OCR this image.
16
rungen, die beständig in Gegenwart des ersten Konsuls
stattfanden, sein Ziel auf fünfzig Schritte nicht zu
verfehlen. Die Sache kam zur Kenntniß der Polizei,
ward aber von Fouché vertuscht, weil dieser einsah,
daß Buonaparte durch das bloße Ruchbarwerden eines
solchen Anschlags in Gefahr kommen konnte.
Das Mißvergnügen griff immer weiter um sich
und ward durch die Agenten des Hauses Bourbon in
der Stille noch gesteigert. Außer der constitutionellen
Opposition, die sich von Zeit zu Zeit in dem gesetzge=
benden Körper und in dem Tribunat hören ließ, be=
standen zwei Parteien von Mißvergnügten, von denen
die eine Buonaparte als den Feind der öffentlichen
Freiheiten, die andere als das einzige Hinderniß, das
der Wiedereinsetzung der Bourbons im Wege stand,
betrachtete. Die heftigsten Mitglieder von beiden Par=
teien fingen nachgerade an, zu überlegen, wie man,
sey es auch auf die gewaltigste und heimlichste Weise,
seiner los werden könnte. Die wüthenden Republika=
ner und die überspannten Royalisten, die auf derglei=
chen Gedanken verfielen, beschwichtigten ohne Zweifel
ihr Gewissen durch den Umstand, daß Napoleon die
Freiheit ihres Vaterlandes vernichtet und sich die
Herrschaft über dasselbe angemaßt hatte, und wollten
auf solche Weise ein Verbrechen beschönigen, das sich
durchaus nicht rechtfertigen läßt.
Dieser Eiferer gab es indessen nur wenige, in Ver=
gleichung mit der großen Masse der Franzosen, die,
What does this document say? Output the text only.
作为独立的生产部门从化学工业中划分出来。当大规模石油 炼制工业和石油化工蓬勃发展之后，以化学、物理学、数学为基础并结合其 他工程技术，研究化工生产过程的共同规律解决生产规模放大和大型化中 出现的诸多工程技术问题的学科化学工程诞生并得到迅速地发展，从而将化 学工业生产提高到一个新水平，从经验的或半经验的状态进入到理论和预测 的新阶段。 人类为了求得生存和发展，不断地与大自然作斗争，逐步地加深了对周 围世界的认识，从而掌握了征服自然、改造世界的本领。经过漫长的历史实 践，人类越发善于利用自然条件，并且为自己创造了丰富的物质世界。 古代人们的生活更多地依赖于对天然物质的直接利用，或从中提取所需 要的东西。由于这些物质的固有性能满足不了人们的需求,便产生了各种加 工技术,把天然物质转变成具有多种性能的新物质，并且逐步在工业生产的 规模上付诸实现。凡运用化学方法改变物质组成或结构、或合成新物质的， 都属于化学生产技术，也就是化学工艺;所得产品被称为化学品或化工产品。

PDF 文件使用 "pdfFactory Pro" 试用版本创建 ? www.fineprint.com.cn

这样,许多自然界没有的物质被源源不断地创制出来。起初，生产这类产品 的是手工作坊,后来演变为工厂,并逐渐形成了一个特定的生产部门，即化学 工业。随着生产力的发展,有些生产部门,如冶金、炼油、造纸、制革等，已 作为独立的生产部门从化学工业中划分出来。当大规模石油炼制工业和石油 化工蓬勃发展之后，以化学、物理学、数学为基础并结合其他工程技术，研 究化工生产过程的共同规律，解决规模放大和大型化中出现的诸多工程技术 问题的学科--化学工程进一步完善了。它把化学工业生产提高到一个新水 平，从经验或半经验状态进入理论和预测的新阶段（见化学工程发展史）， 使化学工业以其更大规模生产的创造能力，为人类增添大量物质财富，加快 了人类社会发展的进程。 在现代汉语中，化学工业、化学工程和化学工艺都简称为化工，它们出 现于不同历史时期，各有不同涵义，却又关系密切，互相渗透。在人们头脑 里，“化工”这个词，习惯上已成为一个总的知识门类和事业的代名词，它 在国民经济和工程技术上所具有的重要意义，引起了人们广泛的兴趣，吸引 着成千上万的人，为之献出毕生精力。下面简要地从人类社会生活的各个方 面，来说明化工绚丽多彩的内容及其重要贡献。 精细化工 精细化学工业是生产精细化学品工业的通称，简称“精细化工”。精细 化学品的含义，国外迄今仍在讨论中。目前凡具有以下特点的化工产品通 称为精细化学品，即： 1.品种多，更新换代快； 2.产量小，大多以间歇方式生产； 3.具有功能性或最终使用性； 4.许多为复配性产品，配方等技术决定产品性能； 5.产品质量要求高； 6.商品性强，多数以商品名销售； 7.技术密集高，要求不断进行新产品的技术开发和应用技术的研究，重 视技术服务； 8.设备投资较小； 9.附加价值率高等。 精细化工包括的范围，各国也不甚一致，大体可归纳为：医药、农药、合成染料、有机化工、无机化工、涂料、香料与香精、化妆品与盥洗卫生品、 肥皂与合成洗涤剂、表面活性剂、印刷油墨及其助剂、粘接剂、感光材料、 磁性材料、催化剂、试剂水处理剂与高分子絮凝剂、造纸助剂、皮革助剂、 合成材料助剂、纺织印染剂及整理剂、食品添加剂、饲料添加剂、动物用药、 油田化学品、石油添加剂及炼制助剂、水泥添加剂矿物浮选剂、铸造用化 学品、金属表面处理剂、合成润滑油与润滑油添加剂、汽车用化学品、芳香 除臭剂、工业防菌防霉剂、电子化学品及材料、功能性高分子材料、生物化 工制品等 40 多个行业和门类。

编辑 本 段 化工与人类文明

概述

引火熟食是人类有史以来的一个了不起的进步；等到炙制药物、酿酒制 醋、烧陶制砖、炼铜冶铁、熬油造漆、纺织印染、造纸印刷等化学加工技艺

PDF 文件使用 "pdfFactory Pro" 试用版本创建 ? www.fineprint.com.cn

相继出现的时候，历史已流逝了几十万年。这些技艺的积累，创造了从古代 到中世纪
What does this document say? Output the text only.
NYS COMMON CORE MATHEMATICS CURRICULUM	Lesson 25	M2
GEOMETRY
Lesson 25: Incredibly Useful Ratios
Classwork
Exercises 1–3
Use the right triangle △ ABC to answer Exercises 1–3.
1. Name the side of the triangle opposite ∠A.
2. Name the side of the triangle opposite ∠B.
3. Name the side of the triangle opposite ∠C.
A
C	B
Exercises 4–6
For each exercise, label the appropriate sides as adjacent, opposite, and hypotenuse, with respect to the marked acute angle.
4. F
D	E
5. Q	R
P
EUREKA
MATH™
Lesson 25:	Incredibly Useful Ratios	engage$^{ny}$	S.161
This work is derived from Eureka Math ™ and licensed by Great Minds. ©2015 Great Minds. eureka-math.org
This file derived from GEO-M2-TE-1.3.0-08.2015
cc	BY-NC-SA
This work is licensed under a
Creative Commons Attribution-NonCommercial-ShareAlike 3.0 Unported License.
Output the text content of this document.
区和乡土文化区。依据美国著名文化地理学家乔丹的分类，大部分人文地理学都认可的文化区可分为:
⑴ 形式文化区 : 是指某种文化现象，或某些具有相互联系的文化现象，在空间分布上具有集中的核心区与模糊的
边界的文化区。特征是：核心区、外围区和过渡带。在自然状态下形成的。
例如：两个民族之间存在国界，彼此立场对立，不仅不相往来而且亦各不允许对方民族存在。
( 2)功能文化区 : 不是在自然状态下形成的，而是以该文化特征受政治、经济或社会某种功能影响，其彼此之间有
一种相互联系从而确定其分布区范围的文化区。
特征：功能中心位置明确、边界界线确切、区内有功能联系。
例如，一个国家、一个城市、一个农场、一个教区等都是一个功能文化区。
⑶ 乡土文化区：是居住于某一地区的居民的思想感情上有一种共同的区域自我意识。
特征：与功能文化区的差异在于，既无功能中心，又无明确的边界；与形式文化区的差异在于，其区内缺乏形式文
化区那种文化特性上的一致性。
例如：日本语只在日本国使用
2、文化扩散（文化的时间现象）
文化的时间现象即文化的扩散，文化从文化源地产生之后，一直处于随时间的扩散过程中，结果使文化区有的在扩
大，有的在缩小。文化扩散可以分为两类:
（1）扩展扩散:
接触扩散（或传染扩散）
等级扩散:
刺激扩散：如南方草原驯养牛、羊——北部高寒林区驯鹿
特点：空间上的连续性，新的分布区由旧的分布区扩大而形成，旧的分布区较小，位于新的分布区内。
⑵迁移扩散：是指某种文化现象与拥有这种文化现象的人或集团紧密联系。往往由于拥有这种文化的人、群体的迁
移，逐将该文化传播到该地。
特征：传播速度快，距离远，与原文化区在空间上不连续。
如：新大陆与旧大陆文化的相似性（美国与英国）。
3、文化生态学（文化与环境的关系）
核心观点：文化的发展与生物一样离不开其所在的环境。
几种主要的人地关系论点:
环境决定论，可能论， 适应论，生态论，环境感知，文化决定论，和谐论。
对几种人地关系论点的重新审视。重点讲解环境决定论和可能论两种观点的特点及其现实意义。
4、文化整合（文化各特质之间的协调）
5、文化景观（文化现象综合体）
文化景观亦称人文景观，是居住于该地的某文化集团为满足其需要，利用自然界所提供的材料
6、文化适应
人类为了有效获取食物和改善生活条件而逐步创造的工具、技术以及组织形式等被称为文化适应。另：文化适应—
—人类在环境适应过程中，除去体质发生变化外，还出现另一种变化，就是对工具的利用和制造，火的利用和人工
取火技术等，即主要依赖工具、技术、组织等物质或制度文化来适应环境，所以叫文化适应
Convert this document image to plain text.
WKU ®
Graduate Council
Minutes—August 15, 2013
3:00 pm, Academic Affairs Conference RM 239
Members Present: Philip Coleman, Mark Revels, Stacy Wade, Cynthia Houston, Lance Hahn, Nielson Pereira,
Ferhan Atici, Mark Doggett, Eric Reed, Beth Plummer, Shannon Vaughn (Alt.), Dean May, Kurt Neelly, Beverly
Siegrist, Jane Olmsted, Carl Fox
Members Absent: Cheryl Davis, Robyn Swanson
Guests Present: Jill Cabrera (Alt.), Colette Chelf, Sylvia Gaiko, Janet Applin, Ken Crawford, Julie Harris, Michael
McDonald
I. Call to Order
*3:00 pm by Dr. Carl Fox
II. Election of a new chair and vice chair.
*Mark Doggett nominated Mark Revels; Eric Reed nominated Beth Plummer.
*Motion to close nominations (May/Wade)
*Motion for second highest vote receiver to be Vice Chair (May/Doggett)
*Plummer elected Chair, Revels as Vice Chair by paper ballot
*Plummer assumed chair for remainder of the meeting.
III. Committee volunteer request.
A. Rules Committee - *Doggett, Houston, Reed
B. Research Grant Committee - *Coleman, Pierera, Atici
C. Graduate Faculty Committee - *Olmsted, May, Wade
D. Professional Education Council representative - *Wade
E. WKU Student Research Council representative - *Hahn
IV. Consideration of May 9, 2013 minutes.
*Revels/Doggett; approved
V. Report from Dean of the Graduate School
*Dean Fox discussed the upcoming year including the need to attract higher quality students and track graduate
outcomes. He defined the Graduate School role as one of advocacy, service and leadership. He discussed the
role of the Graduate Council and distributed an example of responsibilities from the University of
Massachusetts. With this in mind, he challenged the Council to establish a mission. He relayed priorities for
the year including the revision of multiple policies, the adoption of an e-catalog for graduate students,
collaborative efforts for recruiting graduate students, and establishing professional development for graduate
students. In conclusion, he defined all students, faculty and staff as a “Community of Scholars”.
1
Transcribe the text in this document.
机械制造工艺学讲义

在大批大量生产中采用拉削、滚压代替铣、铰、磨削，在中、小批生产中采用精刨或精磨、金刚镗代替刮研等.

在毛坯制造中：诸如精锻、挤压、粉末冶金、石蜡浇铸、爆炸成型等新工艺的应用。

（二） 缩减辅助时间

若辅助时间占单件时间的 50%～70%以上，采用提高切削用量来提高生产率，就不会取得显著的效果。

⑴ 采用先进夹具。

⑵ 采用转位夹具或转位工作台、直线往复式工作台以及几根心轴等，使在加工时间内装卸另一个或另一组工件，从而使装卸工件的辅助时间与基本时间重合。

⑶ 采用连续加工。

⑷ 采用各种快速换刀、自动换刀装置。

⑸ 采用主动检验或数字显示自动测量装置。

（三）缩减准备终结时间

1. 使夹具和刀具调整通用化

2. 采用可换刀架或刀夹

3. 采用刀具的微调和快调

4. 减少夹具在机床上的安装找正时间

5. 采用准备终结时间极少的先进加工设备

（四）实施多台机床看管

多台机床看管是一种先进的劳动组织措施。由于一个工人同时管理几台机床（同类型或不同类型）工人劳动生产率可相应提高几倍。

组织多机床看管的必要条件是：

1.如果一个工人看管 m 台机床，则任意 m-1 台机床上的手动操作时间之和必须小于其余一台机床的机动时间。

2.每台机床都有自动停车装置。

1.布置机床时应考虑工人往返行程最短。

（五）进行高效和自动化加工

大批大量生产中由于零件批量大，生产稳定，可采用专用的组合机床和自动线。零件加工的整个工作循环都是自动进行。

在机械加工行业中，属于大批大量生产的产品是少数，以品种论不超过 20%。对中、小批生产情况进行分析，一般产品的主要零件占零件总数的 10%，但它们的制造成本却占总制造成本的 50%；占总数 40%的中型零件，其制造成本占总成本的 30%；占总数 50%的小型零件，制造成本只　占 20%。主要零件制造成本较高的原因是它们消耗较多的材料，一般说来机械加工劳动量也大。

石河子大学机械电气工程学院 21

──────────

[WRITTEN PROBLEM]:
From the listing above, copy every line that includes the word "Research".

[ANSWER FOR THE TASK]:
B. Research Grant Committee - *Coleman, Pierera, Atici
E. WKU Student Research Council representative - *Hahn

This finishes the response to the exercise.